▶ _Work to be completed_: Could you write out the records below exactly as they appear?

----- Entries provided -----

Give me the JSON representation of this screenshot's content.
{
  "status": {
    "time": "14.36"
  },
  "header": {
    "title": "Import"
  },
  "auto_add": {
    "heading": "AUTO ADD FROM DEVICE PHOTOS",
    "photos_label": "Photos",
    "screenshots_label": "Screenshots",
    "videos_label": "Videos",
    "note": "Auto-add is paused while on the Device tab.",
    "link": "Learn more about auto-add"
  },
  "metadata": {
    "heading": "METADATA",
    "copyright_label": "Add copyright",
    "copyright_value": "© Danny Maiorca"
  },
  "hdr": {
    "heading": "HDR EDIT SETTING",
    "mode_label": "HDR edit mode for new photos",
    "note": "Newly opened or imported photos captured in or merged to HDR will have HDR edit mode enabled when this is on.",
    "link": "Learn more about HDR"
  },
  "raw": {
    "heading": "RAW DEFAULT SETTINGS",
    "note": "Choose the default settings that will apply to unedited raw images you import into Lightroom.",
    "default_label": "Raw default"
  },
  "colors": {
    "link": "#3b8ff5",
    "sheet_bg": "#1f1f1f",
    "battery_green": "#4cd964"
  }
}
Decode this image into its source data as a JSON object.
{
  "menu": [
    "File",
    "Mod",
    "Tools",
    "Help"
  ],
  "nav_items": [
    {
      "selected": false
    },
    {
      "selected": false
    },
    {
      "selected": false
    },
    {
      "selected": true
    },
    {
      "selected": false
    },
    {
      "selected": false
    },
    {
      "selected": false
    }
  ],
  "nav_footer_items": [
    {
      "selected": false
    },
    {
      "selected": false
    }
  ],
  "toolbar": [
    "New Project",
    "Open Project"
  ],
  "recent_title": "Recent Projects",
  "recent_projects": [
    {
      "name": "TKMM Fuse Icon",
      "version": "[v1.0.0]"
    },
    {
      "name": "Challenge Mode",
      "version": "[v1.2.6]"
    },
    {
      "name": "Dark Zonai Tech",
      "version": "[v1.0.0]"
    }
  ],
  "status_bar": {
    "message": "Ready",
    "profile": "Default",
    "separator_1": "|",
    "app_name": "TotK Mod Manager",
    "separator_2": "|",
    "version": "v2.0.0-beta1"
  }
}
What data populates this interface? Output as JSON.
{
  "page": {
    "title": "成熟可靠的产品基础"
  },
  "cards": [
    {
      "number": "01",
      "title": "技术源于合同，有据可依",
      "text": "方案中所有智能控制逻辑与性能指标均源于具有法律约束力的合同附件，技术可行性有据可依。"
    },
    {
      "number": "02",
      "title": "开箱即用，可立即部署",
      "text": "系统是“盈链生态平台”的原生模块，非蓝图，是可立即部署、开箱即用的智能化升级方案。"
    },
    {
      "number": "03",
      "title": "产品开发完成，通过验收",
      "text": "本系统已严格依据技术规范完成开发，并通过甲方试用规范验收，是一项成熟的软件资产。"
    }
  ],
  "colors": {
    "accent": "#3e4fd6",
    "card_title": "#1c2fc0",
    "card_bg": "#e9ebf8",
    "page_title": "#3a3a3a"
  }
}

-----

▶ _Reply_:
Give me the JSON representation of this screenshot's content.
{
  "status": {
    "time": "14.36"
  },
  "header": {
    "title": "Import"
  },
  "auto_add": {
    "heading": "AUTO ADD FROM DEVICE PHOTOS",
    "photos_label": "Photos",
    "screenshots_label": "Screenshots",
    "videos_label": "Videos",
    "note": "Auto-add is paused while on the Device tab.",
    "link": "Learn more about auto-add"
  },
  "metadata": {
    "heading": "METADATA",
    "copyright_label": "Add copyright",
    "copyright_value": "© Danny Maiorca"
  },
  "hdr": {
    "heading": "HDR EDIT SETTING",
    "mode_label": "HDR edit mode for new photos",
    "note": "Newly opened or imported photos captured in or merged to HDR will have HDR edit mode enabled when this is on.",
    "link": "Learn more about HDR"
  },
  "raw": {
    "heading": "RAW DEFAULT SETTINGS",
    "note": "Choose the default settings that will apply to unedited raw images you import into Lightroom.",
    "default_label": "Raw default"
  },
  "colors": {
    "link": "#3b8ff5",
    "sheet_bg": "#1f1f1f",
    "battery_green": "#4cd964"
  }
}
Decode this image into its source data as a JSON object.
{
  "menu": [
    "File",
    "Mod",
    "Tools",
    "Help"
  ],
  "nav_items": [
    {
      "selected": false
    },
    {
      "selected": false
    },
    {
      "selected": false
    },
    {
      "selected": true
    },
    {
      "selected": false
    },
    {
      "selected": false
    },
    {
      "selected": false
    }
  ],
  "nav_footer_items": [
    {
      "selected": false
    },
    {
      "selected": false
    }
  ],
  "toolbar": [
    "New Project",
    "Open Project"
  ],
  "recent_title": "Recent Projects",
  "recent_projects": [
    {
      "name": "TKMM Fuse Icon",
      "version": "[v1.0.0]"
    },
    {
      "name": "Challenge Mode",
      "version": "[v1.2.6]"
    },
    {
      "name": "Dark Zonai Tech",
      "version": "[v1.0.0]"
    }
  ],
  "status_bar": {
    "message": "Ready",
    "profile": "Default",
    "separator_1": "|",
    "app_name": "TotK Mod Manager",
    "separator_2": "|",
    "version": "v2.0.0-beta1"
  }
}
What data populates this interface? Output as JSON.
{
  "page": {
    "title": "成熟可靠的产品基础"
  },
  "cards": [
    {
      "number": "01",
      "title": "技术源于合同，有据可依",
      "text": "方案中所有智能控制逻辑与性能指标均源于具有法律约束力的合同附件，技术可行性有据可依。"
    },
    {
      "number": "02",
      "title": "开箱即用，可立即部署",
      "text": "系统是“盈链生态平台”的原生模块，非蓝图，是可立即部署、开箱即用的智能化升级方案。"
    },
    {
      "number": "03",
      "title": "产品开发完成，通过验收",
      "text": "本系统已严格依据技术规范完成开发，并通过甲方试用规范验收，是一项成熟的软件资产。"
    }
  ],
  "colors": {
    "accent": "#3e4fd6",
    "card_title": "#1c2fc0",
    "card_bg": "#e9ebf8",
    "page_title": "#3a3a3a"
  }
}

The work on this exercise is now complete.